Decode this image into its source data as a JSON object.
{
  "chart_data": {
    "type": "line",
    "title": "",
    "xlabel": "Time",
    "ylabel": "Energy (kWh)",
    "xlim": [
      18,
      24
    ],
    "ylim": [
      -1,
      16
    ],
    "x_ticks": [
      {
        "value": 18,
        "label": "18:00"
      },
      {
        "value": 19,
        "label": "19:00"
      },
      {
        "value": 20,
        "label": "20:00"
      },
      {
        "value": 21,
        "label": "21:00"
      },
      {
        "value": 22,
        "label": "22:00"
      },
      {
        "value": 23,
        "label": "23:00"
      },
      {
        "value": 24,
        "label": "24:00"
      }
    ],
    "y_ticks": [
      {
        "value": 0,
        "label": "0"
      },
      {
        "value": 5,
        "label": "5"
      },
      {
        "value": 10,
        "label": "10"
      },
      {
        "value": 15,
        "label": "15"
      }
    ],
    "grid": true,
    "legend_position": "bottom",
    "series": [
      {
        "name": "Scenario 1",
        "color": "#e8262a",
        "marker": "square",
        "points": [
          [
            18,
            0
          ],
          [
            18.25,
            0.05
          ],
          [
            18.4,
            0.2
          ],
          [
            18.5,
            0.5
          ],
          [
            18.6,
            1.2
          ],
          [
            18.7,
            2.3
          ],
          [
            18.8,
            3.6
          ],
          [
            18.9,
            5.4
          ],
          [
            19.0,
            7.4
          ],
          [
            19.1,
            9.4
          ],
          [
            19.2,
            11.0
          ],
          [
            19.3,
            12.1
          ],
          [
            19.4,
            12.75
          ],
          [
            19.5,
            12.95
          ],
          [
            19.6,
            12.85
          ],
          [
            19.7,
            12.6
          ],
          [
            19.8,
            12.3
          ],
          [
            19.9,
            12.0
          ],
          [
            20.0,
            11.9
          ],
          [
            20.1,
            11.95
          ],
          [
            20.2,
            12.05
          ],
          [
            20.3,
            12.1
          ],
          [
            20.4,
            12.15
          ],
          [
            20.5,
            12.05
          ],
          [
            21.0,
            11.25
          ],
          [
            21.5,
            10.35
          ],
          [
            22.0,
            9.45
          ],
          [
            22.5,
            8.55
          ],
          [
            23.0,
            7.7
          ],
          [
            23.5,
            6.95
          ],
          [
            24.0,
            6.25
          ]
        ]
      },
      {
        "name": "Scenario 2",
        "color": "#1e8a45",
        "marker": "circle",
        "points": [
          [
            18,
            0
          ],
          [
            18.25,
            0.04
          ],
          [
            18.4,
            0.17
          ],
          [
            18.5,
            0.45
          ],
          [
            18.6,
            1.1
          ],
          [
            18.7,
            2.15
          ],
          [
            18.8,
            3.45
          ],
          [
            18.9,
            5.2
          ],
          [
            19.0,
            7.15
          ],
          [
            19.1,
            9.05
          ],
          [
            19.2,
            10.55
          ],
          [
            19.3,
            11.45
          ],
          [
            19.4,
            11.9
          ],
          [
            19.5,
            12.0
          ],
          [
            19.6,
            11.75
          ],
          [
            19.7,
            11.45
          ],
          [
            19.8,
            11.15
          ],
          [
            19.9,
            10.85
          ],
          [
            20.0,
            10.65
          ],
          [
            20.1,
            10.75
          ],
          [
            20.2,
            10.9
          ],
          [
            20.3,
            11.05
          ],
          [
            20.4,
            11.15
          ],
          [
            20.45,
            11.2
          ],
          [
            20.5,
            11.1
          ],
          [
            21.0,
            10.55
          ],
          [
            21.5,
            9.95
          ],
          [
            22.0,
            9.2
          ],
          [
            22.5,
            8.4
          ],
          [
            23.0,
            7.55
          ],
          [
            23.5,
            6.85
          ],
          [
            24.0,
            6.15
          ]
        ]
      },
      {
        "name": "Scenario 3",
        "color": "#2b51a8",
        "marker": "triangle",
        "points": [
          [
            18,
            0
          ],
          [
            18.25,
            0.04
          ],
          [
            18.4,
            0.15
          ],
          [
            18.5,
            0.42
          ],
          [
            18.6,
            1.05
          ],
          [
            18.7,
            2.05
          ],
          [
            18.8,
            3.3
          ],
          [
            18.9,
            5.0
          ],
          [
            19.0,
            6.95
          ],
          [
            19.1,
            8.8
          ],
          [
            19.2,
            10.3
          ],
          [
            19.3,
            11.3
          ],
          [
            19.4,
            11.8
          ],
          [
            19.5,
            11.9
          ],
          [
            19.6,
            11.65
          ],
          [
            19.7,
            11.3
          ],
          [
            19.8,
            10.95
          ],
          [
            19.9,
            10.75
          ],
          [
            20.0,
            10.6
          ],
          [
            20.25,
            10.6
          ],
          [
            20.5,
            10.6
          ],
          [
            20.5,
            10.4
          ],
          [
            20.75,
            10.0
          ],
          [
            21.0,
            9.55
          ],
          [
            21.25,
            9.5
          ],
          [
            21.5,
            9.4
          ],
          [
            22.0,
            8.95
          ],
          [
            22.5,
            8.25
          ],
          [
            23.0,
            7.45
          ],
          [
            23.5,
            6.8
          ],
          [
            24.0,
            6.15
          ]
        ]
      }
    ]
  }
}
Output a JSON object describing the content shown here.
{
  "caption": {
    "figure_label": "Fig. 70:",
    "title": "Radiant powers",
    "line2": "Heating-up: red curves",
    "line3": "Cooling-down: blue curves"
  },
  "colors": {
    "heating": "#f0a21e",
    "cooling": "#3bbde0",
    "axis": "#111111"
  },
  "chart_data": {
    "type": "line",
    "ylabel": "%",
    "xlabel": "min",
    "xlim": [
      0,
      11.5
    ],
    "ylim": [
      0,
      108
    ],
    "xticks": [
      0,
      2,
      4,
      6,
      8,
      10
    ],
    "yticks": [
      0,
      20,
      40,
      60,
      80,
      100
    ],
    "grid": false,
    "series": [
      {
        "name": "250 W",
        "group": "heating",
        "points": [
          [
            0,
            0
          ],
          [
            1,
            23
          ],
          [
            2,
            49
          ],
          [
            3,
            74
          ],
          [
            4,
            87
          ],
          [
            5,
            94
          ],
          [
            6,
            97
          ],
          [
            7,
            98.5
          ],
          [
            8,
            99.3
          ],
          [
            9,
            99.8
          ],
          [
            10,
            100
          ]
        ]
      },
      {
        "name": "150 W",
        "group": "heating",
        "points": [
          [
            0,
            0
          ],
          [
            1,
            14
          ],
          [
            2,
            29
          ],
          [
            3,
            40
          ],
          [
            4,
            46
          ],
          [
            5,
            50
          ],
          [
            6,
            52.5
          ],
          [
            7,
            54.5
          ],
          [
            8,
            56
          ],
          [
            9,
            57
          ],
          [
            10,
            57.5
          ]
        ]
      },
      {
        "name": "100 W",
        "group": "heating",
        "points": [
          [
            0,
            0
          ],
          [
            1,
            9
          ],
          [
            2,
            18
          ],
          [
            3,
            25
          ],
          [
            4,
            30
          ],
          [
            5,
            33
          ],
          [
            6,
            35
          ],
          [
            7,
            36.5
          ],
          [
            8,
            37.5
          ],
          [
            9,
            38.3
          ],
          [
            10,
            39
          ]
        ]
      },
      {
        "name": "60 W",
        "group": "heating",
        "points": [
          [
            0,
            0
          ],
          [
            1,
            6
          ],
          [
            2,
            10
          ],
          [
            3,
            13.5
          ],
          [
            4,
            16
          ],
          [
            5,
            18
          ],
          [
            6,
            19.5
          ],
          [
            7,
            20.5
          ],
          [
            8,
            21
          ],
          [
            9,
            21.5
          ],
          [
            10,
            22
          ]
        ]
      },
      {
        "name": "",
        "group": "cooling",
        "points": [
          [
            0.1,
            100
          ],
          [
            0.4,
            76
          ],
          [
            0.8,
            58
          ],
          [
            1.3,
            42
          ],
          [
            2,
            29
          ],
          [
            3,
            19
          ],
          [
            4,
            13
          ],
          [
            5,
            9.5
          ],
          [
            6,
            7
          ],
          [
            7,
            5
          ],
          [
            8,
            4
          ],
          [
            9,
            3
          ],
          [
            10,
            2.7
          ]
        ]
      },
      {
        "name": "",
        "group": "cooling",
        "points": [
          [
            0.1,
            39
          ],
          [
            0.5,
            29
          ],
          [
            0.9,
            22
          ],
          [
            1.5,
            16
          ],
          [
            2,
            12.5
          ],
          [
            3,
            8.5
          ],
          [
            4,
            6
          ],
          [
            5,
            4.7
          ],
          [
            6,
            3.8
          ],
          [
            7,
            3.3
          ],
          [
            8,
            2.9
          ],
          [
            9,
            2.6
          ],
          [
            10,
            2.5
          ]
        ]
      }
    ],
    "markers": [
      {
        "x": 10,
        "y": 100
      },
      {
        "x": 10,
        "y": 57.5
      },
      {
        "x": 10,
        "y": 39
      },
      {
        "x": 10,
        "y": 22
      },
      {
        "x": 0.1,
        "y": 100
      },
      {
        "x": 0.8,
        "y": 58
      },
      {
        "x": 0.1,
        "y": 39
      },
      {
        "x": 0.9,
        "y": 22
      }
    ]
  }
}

#### Request:
Find the lines of the material that hold the word "object" and report their count alone.

#### Full output:
2